CHALLENGE. Nothing may be dropped or altered: reproduce all the data.

DATASET ROWS.
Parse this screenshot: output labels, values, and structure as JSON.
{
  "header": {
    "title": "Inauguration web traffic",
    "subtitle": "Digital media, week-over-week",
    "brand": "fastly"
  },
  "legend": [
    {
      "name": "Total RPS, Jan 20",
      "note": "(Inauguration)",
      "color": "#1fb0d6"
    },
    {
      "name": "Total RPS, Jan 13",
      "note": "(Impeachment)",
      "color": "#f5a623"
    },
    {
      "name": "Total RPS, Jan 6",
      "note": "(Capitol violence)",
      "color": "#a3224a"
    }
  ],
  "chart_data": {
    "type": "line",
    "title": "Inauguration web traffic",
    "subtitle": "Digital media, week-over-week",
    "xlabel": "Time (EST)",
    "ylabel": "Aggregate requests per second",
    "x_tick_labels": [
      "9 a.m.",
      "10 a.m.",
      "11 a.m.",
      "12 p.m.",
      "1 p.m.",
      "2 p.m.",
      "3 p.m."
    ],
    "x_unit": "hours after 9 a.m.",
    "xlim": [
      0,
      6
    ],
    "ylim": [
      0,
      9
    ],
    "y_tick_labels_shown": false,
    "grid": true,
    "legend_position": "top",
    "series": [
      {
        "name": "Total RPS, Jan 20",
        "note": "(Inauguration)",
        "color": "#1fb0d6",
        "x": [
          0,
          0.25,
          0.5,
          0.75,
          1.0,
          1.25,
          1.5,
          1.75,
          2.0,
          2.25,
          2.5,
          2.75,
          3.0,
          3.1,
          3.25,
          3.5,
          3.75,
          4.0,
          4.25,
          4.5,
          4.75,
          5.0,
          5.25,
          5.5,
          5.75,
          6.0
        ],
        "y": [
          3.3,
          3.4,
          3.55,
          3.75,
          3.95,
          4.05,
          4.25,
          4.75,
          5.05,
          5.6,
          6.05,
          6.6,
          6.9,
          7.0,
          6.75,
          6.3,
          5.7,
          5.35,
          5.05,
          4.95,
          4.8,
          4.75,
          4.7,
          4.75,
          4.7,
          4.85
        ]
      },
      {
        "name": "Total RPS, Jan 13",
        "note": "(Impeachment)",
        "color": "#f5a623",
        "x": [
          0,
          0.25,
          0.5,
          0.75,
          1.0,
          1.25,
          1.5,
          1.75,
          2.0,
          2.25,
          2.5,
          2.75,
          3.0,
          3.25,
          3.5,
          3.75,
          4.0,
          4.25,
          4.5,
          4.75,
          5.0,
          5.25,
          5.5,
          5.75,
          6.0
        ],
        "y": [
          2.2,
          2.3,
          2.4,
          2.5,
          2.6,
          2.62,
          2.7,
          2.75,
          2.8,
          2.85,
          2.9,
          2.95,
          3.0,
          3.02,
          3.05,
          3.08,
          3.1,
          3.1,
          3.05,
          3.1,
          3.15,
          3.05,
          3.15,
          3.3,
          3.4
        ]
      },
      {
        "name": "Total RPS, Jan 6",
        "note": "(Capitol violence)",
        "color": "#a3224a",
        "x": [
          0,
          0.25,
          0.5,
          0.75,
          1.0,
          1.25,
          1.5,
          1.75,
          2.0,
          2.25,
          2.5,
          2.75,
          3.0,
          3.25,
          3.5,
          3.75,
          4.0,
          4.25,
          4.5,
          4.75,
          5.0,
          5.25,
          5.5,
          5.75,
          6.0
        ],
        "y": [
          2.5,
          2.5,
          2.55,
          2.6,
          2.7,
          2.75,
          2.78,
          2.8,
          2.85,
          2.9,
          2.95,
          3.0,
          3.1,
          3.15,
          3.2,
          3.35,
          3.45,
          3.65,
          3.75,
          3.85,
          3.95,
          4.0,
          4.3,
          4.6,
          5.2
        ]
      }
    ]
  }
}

EXERCISE SOLUTION.
Parse this screenshot: output labels, values, and structure as JSON.
{
  "header": {
    "title": "Inauguration web traffic",
    "subtitle": "Digital media, week-over-week",
    "brand": "fastly"
  },
  "legend": [
    {
      "name": "Total RPS, Jan 20",
      "note": "(Inauguration)",
      "color": "#1fb0d6"
    },
    {
      "name": "Total RPS, Jan 13",
      "note": "(Impeachment)",
      "color": "#f5a623"
    },
    {
      "name": "Total RPS, Jan 6",
      "note": "(Capitol violence)",
      "color": "#a3224a"
    }
  ],
  "chart_data": {
    "type": "line",
    "title": "Inauguration web traffic",
    "subtitle": "Digital media, week-over-week",
    "xlabel": "Time (EST)",
    "ylabel": "Aggregate requests per second",
    "x_tick_labels": [
      "9 a.m.",
      "10 a.m.",
      "11 a.m.",
      "12 p.m.",
      "1 p.m.",
      "2 p.m.",
      "3 p.m."
    ],
    "x_unit": "hours after 9 a.m.",
    "xlim": [
      0,
      6
    ],
    "ylim": [
      0,
      9
    ],
    "y_tick_labels_shown": false,
    "grid": true,
    "legend_position": "top",
    "series": [
      {
        "name": "Total RPS, Jan 20",
        "note": "(Inauguration)",
        "color": "#1fb0d6",
        "x": [
          0,
          0.25,
          0.5,
          0.75,
          1.0,
          1.25,
          1.5,
          1.75,
          2.0,
          2.25,
          2.5,
          2.75,
          3.0,
          3.1,
          3.25,
          3.5,
          3.75,
          4.0,
          4.25,
          4.5,
          4.75,
          5.0,
          5.25,
          5.5,
          5.75,
          6.0
        ],
        "y": [
          3.3,
          3.4,
          3.55,
          3.75,
          3.95,
          4.05,
          4.25,
          4.75,
          5.05,
          5.6,
          6.05,
          6.6,
          6.9,
          7.0,
          6.75,
          6.3,
          5.7,
          5.35,
          5.05,
          4.95,
          4.8,
          4.75,
          4.7,
          4.75,
          4.7,
          4.85
        ]
      },
      {
        "name": "Total RPS, Jan 13",
        "note": "(Impeachment)",
        "color": "#f5a623",
        "x": [
          0,
          0.25,
          0.5,
          0.75,
          1.0,
          1.25,
          1.5,
          1.75,
          2.0,
          2.25,
          2.5,
          2.75,
          3.0,
          3.25,
          3.5,
          3.75,
          4.0,
          4.25,
          4.5,
          4.75,
          5.0,
          5.25,
          5.5,
          5.75,
          6.0
        ],
        "y": [
          2.2,
          2.3,
          2.4,
          2.5,
          2.6,
          2.62,
          2.7,
          2.75,
          2.8,
          2.85,
          2.9,
          2.95,
          3.0,
          3.02,
          3.05,
          3.08,
          3.1,
          3.1,
          3.05,
          3.1,
          3.15,
          3.05,
          3.15,
          3.3,
          3.4
        ]
      },
      {
        "name": "Total RPS, Jan 6",
        "note": "(Capitol violence)",
        "color": "#a3224a",
        "x": [
          0,
          0.25,
          0.5,
          0.75,
          1.0,
          1.25,
          1.5,
          1.75,
          2.0,
          2.25,
          2.5,
          2.75,
          3.0,
          3.25,
          3.5,
          3.75,
          4.0,
          4.25,
          4.5,
          4.75,
          5.0,
          5.25,
          5.5,
          5.75,
          6.0
        ],
        "y": [
          2.5,
          2.5,
          2.55,
          2.6,
          2.7,
          2.75,
          2.78,
          2.8,
          2.85,
          2.9,
          2.95,
          3.0,
          3.1,
          3.15,
          3.2,
          3.35,
          3.45,
          3.65,
          3.75,
          3.85,
          3.95,
          4.0,
          4.3,
          4.6,
          5.2
        ]
      }
    ]
  }
}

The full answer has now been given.